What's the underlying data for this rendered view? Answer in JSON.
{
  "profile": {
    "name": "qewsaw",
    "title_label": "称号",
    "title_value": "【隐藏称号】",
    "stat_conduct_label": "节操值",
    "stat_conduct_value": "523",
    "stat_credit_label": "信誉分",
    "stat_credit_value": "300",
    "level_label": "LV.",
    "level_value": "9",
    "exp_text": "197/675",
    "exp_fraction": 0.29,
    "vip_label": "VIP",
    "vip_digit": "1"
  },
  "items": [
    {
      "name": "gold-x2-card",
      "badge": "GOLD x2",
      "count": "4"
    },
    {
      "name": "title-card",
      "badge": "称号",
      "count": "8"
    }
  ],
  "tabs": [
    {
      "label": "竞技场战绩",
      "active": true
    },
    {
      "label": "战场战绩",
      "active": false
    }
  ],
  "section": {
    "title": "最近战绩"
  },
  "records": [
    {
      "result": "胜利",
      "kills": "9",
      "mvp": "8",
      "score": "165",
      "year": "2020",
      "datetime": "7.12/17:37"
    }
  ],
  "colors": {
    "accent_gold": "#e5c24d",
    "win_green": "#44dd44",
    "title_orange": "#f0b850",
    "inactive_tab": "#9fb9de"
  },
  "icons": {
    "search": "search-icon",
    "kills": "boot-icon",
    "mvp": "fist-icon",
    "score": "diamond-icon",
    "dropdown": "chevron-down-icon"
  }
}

WORK TO COMPLETE:
Quote the entire listing above exactly.

FINAL ANSWER:
What's the underlying data for this rendered view? Answer in JSON.
{
  "profile": {
    "name": "qewsaw",
    "title_label": "称号",
    "title_value": "【隐藏称号】",
    "stat_conduct_label": "节操值",
    "stat_conduct_value": "523",
    "stat_credit_label": "信誉分",
    "stat_credit_value": "300",
    "level_label": "LV.",
    "level_value": "9",
    "exp_text": "197/675",
    "exp_fraction": 0.29,
    "vip_label": "VIP",
    "vip_digit": "1"
  },
  "items": [
    {
      "name": "gold-x2-card",
      "badge": "GOLD x2",
      "count": "4"
    },
    {
      "name": "title-card",
      "badge": "称号",
      "count": "8"
    }
  ],
  "tabs": [
    {
      "label": "竞技场战绩",
      "active": true
    },
    {
      "label": "战场战绩",
      "active": false
    }
  ],
  "section": {
    "title": "最近战绩"
  },
  "records": [
    {
      "result": "胜利",
      "kills": "9",
      "mvp": "8",
      "score": "165",
      "year": "2020",
      "datetime": "7.12/17:37"
    }
  ],
  "colors": {
    "accent_gold": "#e5c24d",
    "win_green": "#44dd44",
    "title_orange": "#f0b850",
    "inactive_tab": "#9fb9de"
  },
  "icons": {
    "search": "search-icon",
    "kills": "boot-icon",
    "mvp": "fist-icon",
    "score": "diamond-icon",
    "dropdown": "chevron-down-icon"
  }
}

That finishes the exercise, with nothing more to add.